##### RAW DATA
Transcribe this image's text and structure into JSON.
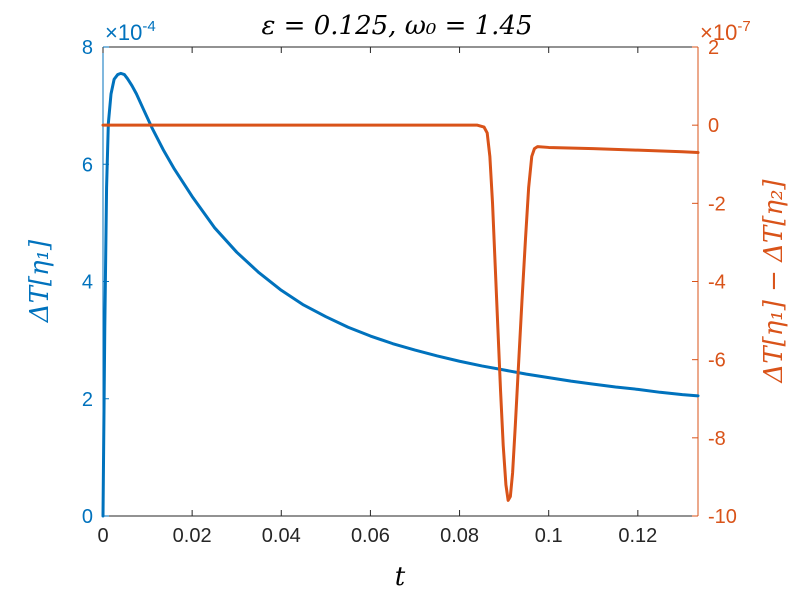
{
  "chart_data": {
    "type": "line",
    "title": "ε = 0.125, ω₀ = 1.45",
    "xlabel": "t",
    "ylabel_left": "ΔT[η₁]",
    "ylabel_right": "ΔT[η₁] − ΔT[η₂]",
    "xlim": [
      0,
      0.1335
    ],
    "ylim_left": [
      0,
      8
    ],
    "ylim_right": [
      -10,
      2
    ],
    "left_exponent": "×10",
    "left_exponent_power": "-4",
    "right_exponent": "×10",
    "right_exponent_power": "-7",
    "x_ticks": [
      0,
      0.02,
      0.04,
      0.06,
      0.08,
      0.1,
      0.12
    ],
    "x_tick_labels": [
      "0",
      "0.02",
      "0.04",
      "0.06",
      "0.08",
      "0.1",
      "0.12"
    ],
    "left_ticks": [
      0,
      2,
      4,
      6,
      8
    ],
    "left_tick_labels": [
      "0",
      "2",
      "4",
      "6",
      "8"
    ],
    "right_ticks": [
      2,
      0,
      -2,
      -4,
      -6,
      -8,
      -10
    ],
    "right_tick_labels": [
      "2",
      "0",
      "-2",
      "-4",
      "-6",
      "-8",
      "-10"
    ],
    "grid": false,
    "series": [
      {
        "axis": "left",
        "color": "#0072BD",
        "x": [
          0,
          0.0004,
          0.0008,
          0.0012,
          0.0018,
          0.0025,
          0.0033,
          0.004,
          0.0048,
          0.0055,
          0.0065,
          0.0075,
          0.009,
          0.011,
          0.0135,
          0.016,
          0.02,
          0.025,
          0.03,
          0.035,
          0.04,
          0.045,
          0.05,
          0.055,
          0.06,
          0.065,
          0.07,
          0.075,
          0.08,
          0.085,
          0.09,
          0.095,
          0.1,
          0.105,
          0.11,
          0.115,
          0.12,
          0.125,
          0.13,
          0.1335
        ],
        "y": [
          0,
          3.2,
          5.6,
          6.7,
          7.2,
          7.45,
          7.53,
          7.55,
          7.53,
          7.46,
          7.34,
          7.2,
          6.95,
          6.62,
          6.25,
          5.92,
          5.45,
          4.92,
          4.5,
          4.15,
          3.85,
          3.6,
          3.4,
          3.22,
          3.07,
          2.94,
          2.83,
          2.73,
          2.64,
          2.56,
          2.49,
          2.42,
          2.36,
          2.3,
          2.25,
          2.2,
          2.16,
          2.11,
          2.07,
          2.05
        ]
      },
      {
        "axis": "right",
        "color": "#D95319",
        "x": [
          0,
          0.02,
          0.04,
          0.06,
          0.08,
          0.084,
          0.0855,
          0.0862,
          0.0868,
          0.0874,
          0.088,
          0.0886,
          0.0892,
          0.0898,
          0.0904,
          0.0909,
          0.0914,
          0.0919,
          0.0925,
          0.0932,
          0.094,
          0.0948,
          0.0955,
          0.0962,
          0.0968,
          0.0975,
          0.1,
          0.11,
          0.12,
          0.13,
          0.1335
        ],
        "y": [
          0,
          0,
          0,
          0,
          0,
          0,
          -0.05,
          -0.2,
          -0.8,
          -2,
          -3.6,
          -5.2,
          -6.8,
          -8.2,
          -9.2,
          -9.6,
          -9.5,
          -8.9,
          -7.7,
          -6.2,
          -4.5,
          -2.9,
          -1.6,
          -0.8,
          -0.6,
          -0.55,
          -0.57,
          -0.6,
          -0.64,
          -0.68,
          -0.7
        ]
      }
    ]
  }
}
##########
--- WHAT TO PRODUCE ---
Reproduce the material above in full and without alteration, but skip all pictures.

--- IN RESPONSE ---
Transcribe this image's text and structure into JSON.
{
  "chart_data": {
    "type": "line",
    "title": "ε = 0.125, ω₀ = 1.45",
    "xlabel": "t",
    "ylabel_left": "ΔT[η₁]",
    "ylabel_right": "ΔT[η₁] − ΔT[η₂]",
    "xlim": [
      0,
      0.1335
    ],
    "ylim_left": [
      0,
      8
    ],
    "ylim_right": [
      -10,
      2
    ],
    "left_exponent": "×10",
    "left_exponent_power": "-4",
    "right_exponent": "×10",
    "right_exponent_power": "-7",
    "x_ticks": [
      0,
      0.02,
      0.04,
      0.06,
      0.08,
      0.1,
      0.12
    ],
    "x_tick_labels": [
      "0",
      "0.02",
      "0.04",
      "0.06",
      "0.08",
      "0.1",
      "0.12"
    ],
    "left_ticks": [
      0,
      2,
      4,
      6,
      8
    ],
    "left_tick_labels": [
      "0",
      "2",
      "4",
      "6",
      "8"
    ],
    "right_ticks": [
      2,
      0,
      -2,
      -4,
      -6,
      -8,
      -10
    ],
    "right_tick_labels": [
      "2",
      "0",
      "-2",
      "-4",
      "-6",
      "-8",
      "-10"
    ],
    "grid": false,
    "series": [
      {
        "axis": "left",
        "color": "#0072BD",
        "x": [
          0,
          0.0004,
          0.0008,
          0.0012,
          0.0018,
          0.0025,
          0.0033,
          0.004,
          0.0048,
          0.0055,
          0.0065,
          0.0075,
          0.009,
          0.011,
          0.0135,
          0.016,
          0.02,
          0.025,
          0.03,
          0.035,
          0.04,
          0.045,
          0.05,
          0.055,
          0.06,
          0.065,
          0.07,
          0.075,
          0.08,
          0.085,
          0.09,
          0.095,
          0.1,
          0.105,
          0.11,
          0.115,
          0.12,
          0.125,
          0.13,
          0.1335
        ],
        "y": [
          0,
          3.2,
          5.6,
          6.7,
          7.2,
          7.45,
          7.53,
          7.55,
          7.53,
          7.46,
          7.34,
          7.2,
          6.95,
          6.62,
          6.25,
          5.92,
          5.45,
          4.92,
          4.5,
          4.15,
          3.85,
          3.6,
          3.4,
          3.22,
          3.07,
          2.94,
          2.83,
          2.73,
          2.64,
          2.56,
          2.49,
          2.42,
          2.36,
          2.3,
          2.25,
          2.2,
          2.16,
          2.11,
          2.07,
          2.05
        ]
      },
      {
        "axis": "right",
        "color": "#D95319",
        "x": [
          0,
          0.02,
          0.04,
          0.06,
          0.08,
          0.084,
          0.0855,
          0.0862,
          0.0868,
          0.0874,
          0.088,
          0.0886,
          0.0892,
          0.0898,
          0.0904,
          0.0909,
          0.0914,
          0.0919,
          0.0925,
          0.0932,
          0.094,
          0.0948,
          0.0955,
          0.0962,
          0.0968,
          0.0975,
          0.1,
          0.11,
          0.12,
          0.13,
          0.1335
        ],
        "y": [
          0,
          0,
          0,
          0,
          0,
          0,
          -0.05,
          -0.2,
          -0.8,
          -2,
          -3.6,
          -5.2,
          -6.8,
          -8.2,
          -9.2,
          -9.6,
          -9.5,
          -8.9,
          -7.7,
          -6.2,
          -4.5,
          -2.9,
          -1.6,
          -0.8,
          -0.6,
          -0.55,
          -0.57,
          -0.6,
          -0.64,
          -0.68,
          -0.7
        ]
      }
    ]
  }
}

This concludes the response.